Instructions for the task :: Only the lines holding the string "been" are needed. Copy each one.

(Extracted data entries)

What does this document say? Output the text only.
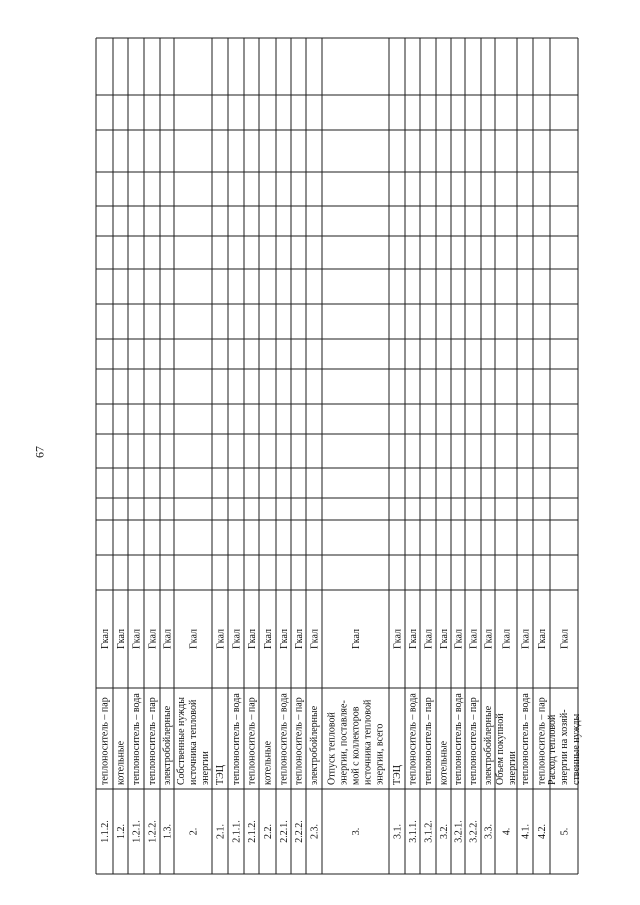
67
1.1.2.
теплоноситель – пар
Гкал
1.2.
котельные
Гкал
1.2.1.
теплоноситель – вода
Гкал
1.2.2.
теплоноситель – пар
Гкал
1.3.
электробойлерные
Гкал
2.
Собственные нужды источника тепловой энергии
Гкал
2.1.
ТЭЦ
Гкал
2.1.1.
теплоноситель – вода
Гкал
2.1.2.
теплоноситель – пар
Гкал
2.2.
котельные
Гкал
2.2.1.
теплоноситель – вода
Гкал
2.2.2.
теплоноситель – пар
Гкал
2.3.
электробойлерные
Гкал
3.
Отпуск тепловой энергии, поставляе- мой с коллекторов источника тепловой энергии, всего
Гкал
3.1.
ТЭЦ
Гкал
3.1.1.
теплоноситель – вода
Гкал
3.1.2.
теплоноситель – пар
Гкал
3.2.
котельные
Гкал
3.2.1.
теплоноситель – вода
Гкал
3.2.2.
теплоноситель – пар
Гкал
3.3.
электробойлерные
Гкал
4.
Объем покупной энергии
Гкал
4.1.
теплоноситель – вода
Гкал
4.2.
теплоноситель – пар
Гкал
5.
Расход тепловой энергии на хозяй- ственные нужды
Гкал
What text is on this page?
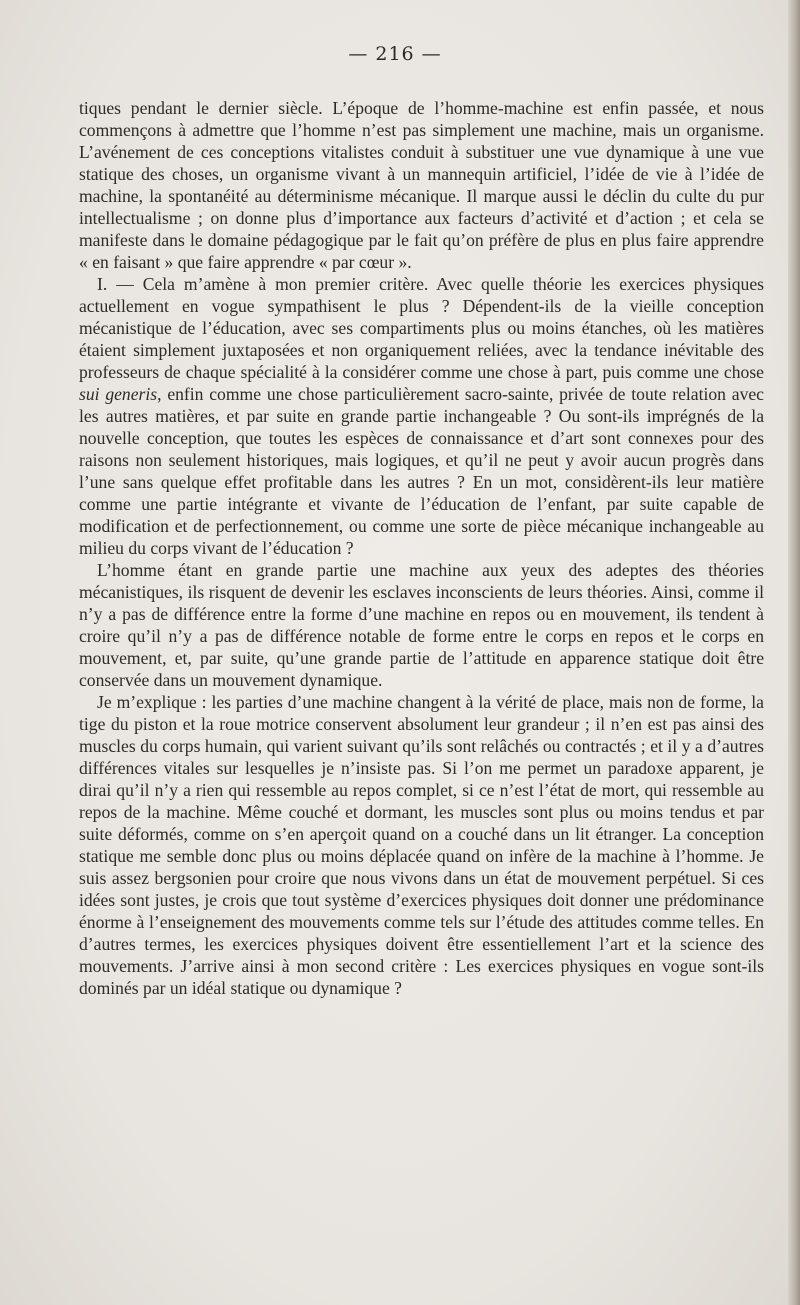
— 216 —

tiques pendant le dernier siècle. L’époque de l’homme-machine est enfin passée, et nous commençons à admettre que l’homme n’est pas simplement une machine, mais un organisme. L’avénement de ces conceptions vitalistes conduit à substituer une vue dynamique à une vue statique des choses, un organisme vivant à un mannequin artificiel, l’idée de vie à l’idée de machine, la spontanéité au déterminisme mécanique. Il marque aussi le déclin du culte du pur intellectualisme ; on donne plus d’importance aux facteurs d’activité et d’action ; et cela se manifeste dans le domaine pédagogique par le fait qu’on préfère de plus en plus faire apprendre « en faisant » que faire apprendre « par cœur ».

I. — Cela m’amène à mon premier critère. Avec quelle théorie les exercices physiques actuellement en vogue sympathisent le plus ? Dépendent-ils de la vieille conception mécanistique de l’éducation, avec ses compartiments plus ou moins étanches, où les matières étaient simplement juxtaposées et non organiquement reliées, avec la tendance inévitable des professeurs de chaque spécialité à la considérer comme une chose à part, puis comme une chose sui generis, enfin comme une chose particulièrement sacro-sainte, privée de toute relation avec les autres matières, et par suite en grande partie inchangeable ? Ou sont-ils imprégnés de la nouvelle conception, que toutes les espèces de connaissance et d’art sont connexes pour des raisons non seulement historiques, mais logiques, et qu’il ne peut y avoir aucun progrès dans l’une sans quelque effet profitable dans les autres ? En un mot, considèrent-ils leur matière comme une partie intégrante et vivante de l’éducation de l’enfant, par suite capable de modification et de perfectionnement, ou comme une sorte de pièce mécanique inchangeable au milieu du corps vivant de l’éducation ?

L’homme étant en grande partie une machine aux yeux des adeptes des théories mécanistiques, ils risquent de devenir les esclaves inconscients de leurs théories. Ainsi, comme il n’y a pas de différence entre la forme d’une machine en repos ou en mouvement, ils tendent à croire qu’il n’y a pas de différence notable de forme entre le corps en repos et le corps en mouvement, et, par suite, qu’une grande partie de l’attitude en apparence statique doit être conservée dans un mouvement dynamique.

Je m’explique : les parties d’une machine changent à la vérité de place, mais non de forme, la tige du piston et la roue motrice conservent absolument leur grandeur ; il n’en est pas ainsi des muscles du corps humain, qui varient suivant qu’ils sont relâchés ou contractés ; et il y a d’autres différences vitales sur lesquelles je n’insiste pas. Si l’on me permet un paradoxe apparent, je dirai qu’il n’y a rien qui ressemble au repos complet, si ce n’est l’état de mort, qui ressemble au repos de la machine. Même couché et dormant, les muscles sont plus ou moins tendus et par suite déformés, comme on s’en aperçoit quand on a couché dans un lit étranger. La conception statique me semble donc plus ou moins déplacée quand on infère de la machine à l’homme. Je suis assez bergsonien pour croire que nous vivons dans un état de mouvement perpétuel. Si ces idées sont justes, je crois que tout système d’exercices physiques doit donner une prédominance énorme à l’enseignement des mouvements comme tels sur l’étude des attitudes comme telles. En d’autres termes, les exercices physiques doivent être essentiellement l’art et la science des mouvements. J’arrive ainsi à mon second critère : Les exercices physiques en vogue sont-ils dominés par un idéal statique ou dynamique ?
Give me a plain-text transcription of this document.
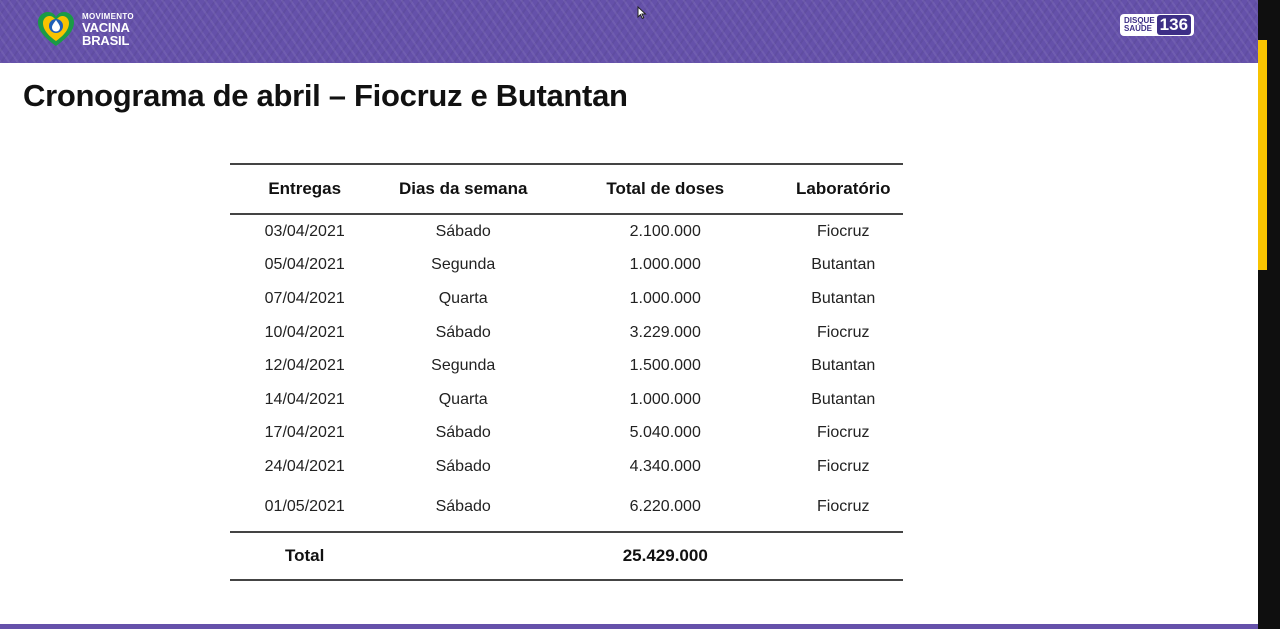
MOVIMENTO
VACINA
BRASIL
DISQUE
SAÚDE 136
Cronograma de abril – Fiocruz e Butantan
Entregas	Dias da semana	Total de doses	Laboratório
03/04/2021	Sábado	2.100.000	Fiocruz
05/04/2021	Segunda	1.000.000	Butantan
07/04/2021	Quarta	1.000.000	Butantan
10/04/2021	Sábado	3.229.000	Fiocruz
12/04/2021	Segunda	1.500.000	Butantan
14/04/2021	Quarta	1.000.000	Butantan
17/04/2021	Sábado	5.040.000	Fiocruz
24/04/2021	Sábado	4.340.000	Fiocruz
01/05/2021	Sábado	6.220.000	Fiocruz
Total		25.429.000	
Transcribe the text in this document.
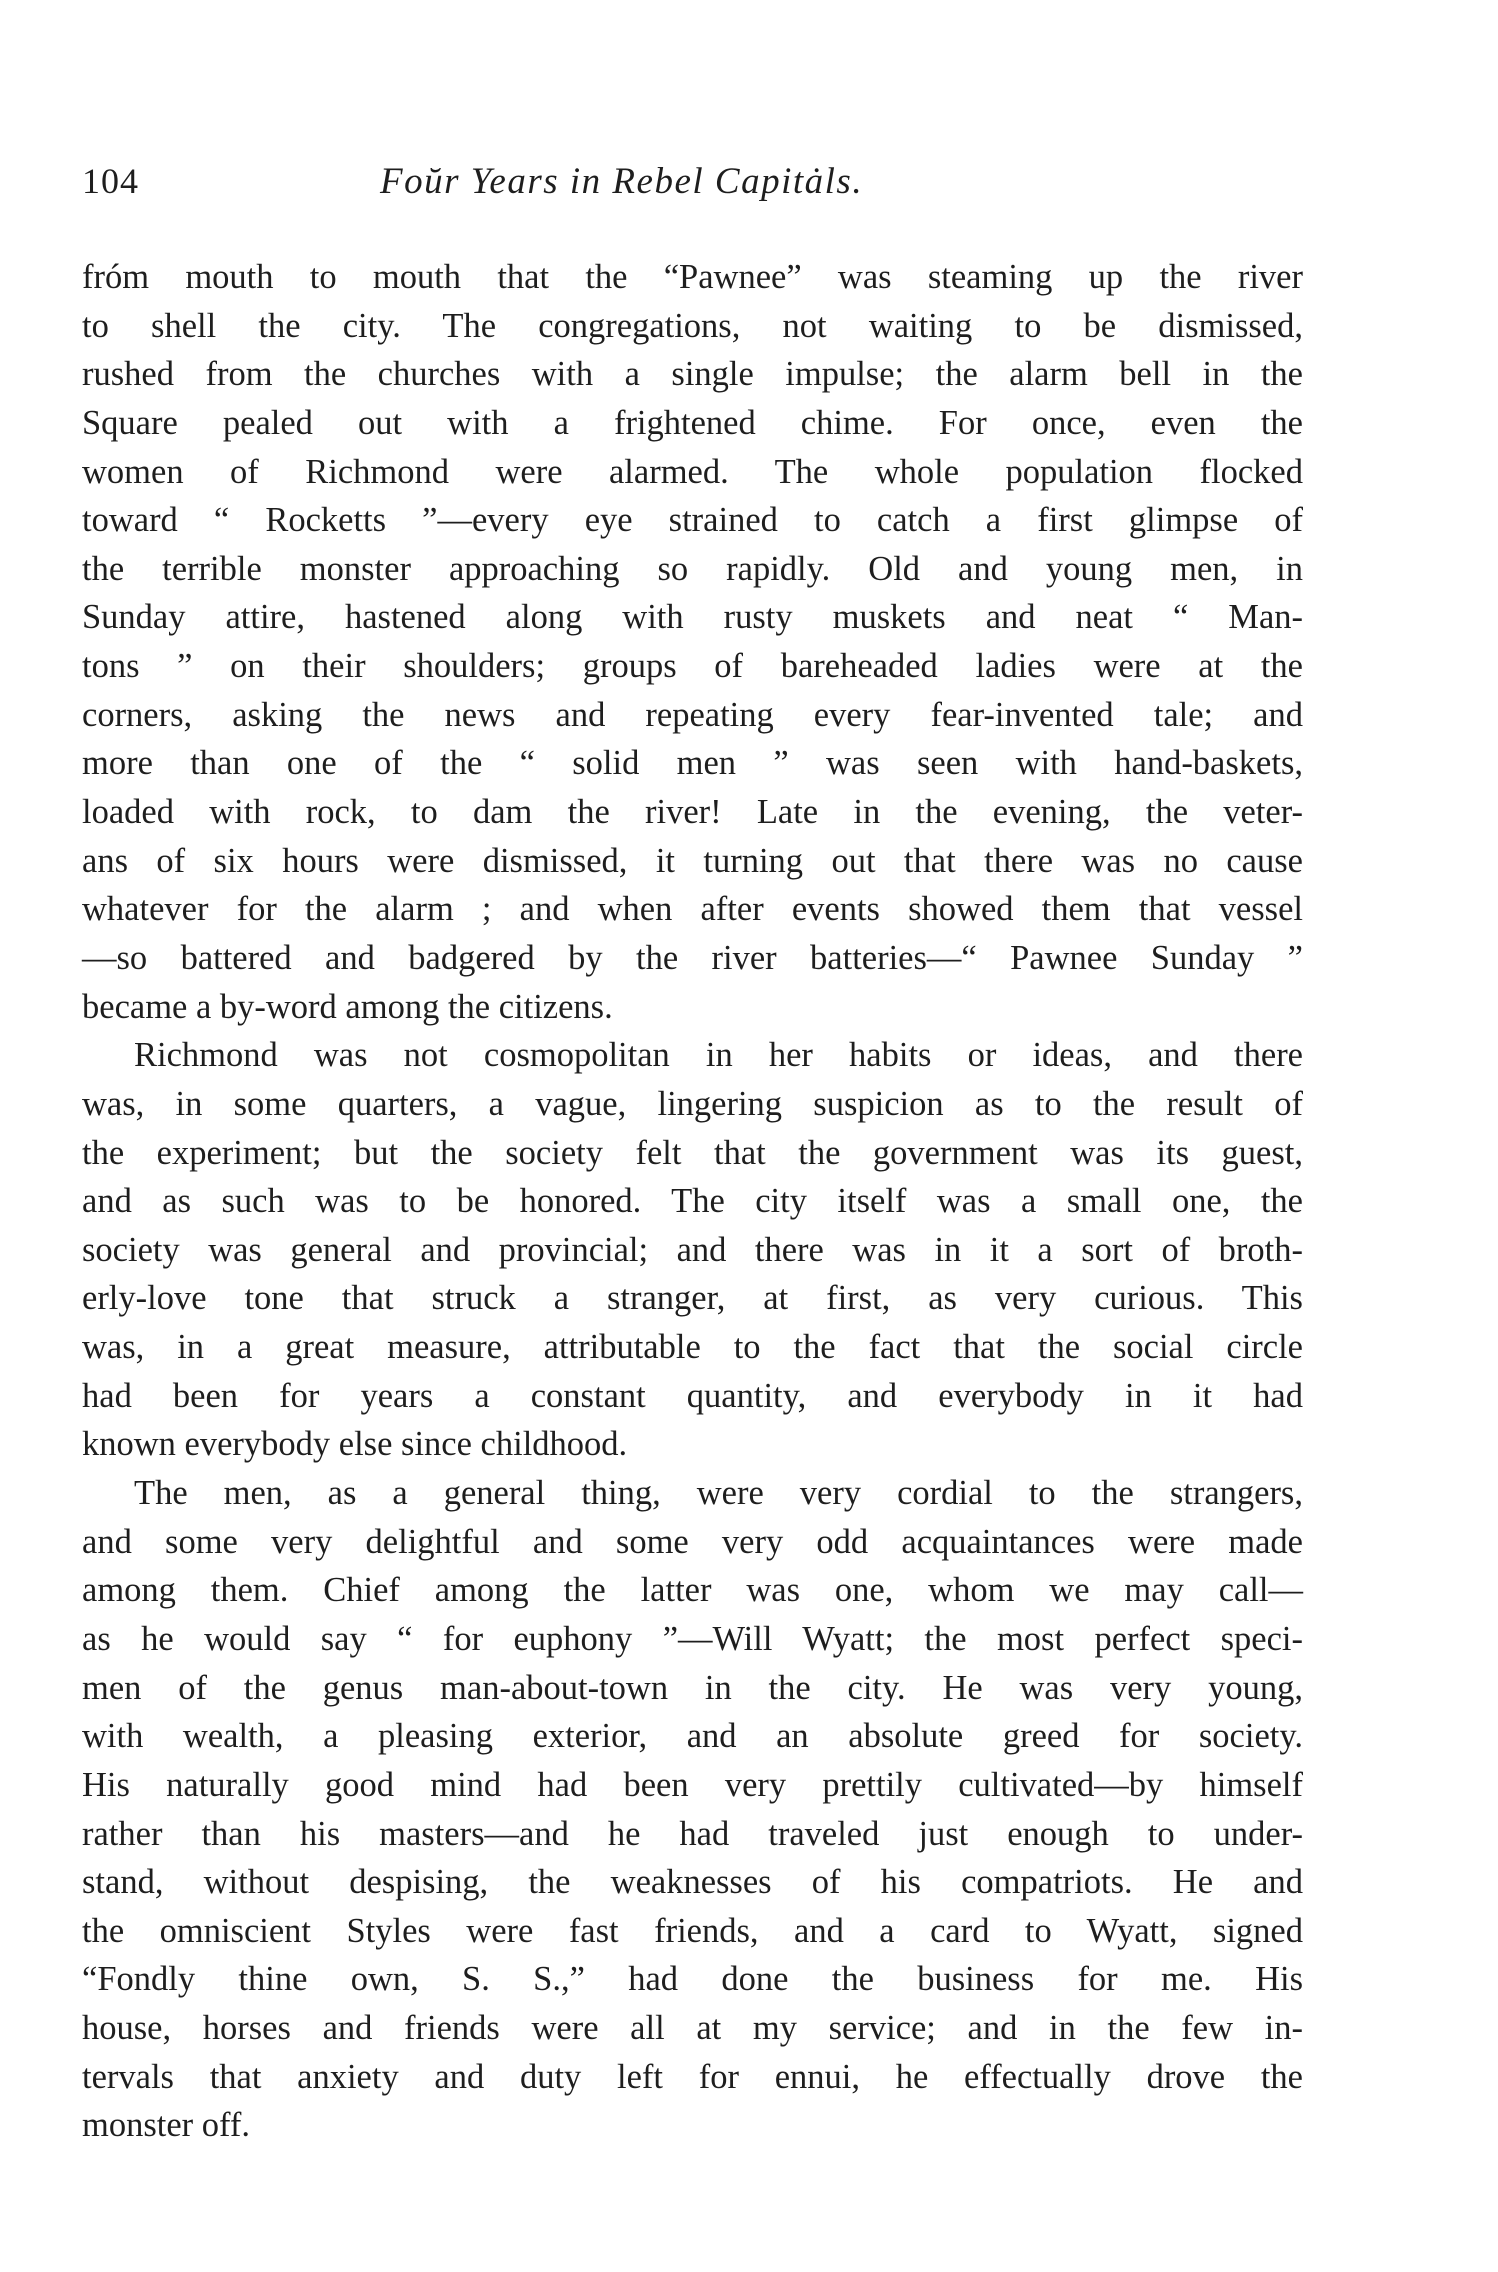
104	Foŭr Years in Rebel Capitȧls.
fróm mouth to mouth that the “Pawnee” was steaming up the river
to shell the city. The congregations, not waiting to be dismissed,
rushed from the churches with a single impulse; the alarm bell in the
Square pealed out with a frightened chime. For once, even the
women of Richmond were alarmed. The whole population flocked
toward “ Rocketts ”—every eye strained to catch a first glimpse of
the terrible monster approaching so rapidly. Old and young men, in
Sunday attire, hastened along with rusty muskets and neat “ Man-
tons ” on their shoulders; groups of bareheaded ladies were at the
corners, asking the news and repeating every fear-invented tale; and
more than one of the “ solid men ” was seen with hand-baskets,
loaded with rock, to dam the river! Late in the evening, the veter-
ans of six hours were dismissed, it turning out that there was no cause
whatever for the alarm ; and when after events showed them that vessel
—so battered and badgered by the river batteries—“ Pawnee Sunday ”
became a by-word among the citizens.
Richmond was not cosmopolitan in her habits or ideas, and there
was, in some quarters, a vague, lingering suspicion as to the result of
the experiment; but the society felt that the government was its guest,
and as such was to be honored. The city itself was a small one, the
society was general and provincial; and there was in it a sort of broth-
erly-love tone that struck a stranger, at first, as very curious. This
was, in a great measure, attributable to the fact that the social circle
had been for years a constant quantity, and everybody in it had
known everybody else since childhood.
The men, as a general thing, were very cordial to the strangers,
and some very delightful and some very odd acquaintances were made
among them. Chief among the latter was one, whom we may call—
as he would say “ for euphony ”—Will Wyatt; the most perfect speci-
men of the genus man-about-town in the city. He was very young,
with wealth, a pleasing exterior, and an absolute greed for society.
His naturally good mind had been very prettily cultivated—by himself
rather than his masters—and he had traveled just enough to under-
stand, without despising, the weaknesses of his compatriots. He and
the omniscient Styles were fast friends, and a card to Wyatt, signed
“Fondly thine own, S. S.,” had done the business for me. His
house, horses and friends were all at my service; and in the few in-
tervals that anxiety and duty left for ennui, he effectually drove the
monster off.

Output of the exercise ::
had been for years a constant quantity, and everybody in it had
His naturally good mind had been very prettily cultivated—by himself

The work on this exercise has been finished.